• Task to carry out:
Look through the records below, count the lines with the word "nicht", and reply with only the number.

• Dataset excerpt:
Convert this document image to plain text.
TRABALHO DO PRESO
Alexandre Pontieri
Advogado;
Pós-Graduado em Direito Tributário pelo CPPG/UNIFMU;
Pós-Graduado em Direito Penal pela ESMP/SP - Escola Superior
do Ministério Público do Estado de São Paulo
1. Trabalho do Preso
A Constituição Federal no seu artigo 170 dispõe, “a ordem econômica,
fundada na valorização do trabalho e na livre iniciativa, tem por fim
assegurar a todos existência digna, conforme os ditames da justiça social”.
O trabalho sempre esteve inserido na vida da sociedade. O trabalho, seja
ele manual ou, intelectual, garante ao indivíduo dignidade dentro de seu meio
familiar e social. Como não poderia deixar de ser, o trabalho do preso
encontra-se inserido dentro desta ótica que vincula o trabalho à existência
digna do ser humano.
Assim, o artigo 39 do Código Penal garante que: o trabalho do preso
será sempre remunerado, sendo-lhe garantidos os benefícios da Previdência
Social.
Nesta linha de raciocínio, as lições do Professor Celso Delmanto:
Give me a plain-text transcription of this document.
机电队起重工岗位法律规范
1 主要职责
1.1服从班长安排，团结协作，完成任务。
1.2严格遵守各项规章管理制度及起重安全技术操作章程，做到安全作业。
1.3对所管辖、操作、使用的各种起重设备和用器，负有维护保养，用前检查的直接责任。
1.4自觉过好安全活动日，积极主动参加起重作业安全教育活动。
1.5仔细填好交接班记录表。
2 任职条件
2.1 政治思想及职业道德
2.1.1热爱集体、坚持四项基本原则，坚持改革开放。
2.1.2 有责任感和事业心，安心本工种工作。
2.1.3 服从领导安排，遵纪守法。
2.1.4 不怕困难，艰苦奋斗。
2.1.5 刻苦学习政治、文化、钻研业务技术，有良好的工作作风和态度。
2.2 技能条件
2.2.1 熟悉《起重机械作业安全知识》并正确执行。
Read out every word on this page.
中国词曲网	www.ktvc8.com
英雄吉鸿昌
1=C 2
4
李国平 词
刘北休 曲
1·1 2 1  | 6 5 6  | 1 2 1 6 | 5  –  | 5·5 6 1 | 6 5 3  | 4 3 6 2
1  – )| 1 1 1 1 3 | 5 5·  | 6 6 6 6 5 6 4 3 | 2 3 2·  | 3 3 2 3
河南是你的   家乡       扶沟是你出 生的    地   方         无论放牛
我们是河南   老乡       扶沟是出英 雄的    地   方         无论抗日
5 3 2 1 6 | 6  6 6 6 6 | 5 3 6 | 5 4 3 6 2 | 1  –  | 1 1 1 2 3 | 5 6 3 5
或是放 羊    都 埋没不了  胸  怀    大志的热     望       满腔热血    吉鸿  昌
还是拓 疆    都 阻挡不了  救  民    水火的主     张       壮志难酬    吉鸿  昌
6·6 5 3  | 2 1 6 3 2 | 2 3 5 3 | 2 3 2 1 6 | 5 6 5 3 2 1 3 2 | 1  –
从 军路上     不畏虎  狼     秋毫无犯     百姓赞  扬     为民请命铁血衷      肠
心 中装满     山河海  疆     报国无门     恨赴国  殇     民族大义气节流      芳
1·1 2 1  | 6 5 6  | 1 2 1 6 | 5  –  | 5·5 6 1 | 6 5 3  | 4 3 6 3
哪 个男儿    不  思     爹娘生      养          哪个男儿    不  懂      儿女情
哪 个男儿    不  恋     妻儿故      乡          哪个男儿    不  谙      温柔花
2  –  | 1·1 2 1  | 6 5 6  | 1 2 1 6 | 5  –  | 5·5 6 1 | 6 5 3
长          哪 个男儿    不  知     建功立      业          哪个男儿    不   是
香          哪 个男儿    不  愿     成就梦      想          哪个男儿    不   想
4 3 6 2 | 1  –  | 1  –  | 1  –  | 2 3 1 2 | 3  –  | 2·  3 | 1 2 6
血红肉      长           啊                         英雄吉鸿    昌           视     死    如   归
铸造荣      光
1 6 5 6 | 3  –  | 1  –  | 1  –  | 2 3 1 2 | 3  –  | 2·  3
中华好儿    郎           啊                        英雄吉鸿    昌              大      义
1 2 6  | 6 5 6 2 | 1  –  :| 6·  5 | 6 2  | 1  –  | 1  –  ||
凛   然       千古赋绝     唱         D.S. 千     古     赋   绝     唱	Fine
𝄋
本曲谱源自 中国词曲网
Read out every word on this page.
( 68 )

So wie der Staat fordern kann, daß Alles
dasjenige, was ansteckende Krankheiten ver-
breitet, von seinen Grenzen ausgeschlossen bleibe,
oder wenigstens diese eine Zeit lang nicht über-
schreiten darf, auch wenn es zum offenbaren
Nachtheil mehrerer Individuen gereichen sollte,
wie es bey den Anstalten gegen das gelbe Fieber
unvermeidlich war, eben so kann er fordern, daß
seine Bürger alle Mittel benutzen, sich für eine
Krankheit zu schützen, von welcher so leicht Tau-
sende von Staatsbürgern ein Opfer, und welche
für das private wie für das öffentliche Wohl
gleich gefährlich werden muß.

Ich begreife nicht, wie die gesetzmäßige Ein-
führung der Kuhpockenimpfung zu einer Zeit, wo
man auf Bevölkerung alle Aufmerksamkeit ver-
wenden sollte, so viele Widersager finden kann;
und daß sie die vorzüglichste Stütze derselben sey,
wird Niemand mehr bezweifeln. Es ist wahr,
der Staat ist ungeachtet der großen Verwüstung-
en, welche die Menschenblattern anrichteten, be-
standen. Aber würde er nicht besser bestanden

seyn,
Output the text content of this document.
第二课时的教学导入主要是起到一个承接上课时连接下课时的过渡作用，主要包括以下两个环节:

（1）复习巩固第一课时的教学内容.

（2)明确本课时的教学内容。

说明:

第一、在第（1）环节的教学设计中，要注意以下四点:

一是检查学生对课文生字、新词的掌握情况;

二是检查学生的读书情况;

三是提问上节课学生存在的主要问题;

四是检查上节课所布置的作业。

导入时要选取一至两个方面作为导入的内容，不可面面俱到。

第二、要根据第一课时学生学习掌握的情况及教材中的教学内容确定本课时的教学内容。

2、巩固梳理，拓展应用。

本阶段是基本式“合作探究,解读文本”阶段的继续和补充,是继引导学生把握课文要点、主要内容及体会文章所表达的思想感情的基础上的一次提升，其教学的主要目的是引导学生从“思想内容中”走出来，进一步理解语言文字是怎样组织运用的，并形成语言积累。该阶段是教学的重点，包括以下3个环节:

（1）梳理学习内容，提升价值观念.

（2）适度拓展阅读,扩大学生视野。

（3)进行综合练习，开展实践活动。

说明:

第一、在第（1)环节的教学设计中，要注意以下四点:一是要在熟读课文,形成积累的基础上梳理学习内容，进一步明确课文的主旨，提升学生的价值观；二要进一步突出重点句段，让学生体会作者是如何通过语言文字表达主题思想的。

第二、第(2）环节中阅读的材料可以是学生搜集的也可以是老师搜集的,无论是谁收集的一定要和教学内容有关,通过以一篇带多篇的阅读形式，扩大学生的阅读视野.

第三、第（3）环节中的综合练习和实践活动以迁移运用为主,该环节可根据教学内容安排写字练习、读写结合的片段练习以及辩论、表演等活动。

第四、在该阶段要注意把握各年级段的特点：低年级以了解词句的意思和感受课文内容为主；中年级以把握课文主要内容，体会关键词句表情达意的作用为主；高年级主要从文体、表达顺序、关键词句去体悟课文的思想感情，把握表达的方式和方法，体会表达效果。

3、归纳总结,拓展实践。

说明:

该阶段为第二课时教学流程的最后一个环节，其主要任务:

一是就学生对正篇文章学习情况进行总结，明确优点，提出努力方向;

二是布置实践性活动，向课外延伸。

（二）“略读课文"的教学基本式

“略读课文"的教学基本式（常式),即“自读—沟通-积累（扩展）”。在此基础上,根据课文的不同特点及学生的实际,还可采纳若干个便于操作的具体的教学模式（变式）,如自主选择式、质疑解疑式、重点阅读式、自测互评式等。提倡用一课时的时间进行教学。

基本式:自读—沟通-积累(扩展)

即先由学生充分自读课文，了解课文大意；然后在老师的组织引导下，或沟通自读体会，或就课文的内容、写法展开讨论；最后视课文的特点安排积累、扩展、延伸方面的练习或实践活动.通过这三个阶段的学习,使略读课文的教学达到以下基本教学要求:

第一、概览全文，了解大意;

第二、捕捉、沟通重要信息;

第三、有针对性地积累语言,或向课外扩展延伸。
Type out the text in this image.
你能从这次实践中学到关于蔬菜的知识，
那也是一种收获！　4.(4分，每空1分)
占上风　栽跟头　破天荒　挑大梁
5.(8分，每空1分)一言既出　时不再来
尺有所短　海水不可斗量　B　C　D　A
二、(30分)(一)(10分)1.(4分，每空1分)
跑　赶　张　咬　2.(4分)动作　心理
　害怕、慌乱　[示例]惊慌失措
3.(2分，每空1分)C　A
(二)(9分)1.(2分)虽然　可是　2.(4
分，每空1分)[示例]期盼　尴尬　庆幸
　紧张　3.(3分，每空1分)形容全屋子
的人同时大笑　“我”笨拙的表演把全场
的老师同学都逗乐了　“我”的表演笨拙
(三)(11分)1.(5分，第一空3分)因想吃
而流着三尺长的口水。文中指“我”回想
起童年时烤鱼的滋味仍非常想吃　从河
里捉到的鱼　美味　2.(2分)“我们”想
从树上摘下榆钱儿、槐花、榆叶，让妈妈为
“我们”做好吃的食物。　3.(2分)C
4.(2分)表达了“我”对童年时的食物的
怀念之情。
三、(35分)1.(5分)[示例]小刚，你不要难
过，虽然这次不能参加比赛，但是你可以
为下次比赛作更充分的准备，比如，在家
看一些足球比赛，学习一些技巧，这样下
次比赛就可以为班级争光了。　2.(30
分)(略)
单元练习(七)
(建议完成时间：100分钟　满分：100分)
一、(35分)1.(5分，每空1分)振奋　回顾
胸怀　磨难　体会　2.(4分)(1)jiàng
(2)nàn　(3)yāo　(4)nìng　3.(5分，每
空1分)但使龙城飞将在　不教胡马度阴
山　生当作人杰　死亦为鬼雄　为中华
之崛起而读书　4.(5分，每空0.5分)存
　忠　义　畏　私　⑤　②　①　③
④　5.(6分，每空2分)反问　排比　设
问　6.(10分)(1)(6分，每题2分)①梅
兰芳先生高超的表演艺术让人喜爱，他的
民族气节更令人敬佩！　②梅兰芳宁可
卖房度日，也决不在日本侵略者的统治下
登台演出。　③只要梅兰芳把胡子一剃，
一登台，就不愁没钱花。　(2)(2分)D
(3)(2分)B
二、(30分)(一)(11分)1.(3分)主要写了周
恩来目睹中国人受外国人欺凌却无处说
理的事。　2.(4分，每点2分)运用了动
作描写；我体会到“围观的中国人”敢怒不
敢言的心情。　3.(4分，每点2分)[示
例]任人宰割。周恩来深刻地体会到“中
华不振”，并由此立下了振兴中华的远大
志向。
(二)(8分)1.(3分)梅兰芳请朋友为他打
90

• Solved problem:
3